§ **Work to complete**: Show each line of the data below that has the string "name" in it.

━━━━━ Data provided

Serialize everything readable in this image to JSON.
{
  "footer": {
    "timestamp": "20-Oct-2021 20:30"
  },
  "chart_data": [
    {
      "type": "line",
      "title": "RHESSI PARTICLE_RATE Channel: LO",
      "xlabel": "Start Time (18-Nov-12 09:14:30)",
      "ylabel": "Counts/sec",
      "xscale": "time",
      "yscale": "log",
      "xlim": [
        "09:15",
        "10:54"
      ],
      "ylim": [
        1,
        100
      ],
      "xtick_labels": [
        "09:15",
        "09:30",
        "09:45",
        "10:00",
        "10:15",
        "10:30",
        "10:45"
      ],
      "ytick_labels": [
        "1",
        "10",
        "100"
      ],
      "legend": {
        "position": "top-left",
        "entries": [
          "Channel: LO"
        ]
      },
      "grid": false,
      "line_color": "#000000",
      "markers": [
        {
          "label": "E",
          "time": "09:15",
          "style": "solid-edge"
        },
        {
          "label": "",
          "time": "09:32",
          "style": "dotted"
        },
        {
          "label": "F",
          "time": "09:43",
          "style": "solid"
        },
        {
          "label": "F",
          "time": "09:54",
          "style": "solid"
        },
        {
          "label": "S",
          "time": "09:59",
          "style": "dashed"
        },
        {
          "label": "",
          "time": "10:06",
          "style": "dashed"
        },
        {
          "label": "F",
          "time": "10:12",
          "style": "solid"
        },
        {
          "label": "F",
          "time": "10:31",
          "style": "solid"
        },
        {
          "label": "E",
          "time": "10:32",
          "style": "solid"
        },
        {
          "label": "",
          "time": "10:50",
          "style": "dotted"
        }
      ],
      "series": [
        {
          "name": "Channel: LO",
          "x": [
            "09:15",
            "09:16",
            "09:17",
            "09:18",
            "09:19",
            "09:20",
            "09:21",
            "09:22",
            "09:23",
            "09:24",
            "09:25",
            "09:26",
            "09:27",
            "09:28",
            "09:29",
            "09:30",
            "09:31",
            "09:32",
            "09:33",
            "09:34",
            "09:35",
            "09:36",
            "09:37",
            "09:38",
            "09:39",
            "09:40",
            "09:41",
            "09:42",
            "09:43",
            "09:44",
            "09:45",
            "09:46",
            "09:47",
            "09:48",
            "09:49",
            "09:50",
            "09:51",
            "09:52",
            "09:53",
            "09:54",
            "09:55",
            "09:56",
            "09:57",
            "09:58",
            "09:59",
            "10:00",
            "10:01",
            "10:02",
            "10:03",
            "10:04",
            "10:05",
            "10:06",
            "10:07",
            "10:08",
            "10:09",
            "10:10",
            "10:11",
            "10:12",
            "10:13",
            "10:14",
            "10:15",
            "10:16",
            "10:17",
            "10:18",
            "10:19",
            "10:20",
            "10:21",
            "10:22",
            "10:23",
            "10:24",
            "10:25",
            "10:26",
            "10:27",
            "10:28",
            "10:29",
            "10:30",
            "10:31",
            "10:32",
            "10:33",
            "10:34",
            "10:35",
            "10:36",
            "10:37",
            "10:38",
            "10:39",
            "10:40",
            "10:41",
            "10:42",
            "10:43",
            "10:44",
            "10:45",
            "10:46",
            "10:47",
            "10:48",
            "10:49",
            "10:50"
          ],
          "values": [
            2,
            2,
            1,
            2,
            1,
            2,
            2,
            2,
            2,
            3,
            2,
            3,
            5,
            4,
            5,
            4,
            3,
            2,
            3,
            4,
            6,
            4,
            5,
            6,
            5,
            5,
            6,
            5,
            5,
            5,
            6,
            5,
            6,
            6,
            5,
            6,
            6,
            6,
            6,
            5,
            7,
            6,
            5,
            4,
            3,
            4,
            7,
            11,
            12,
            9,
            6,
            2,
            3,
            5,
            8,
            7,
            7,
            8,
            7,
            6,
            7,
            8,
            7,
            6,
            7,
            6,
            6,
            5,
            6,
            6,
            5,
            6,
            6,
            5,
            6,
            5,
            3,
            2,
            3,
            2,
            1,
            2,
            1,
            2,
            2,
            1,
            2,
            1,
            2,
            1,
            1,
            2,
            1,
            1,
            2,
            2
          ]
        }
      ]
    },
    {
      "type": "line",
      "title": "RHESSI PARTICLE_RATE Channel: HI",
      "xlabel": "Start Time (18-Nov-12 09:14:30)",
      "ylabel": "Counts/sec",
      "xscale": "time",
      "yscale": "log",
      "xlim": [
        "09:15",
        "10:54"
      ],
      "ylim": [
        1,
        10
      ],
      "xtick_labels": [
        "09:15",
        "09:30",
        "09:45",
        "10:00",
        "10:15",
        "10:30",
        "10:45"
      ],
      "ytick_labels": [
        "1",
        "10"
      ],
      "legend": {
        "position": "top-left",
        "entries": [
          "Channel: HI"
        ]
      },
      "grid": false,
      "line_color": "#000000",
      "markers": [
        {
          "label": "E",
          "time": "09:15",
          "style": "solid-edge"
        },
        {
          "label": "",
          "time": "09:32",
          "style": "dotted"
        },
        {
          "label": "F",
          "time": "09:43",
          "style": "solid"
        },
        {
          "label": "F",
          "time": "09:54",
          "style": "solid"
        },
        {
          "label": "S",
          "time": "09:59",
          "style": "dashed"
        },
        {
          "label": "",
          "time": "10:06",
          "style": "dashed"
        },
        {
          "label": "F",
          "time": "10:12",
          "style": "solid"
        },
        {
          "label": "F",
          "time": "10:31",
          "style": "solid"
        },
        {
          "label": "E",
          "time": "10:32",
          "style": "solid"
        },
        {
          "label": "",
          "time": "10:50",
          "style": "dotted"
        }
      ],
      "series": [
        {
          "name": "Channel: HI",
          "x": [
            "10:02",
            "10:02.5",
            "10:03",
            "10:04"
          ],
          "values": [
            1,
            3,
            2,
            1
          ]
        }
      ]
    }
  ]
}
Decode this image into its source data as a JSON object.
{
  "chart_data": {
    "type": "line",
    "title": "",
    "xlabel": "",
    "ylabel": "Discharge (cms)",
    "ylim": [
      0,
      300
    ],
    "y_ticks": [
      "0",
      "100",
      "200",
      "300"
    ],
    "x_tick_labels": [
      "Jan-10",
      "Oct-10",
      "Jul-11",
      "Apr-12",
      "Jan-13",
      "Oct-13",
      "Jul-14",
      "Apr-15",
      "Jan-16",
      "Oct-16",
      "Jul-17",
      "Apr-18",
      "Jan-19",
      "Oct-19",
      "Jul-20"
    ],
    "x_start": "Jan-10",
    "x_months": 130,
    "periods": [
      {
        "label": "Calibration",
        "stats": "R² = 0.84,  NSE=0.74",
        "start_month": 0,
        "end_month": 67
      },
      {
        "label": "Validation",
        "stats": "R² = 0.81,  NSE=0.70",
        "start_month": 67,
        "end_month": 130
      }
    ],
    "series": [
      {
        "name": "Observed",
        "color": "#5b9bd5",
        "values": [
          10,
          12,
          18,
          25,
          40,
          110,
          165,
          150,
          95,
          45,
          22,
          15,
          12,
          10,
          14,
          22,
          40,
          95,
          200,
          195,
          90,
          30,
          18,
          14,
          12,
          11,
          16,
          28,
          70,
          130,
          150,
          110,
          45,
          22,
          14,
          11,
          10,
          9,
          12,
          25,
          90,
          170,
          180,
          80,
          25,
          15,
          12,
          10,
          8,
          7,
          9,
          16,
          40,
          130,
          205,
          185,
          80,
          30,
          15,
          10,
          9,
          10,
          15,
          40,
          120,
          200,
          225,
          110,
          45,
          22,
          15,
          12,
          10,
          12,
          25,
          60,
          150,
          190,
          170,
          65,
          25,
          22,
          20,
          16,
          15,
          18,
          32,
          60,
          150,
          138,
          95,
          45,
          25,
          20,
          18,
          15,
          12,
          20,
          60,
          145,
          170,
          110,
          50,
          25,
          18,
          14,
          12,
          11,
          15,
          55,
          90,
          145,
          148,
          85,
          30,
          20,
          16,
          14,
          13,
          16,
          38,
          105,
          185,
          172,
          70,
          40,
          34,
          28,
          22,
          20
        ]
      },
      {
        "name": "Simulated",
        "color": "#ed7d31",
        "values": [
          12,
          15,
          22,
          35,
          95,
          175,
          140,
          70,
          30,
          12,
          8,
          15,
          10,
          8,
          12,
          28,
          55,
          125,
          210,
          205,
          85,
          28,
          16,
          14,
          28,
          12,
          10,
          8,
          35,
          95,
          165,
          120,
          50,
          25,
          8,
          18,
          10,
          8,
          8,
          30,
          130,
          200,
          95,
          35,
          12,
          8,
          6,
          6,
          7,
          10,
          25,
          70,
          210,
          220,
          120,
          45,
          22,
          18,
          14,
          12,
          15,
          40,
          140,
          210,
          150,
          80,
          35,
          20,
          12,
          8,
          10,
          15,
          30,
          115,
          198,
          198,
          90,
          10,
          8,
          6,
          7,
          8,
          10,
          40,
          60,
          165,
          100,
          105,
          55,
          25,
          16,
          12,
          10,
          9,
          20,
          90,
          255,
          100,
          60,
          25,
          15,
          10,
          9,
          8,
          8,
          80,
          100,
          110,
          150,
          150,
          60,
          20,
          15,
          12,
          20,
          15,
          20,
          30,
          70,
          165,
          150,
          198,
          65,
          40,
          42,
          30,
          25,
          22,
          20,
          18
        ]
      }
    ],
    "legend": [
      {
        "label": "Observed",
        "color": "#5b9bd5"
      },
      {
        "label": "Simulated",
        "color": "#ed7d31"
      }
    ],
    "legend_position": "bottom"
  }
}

━━━━━━━━━━

§ **Exercise answer**:
          "name": "Channel: LO",
          "name": "Channel: HI",
        "name": "Observed",
        "name": "Simulated",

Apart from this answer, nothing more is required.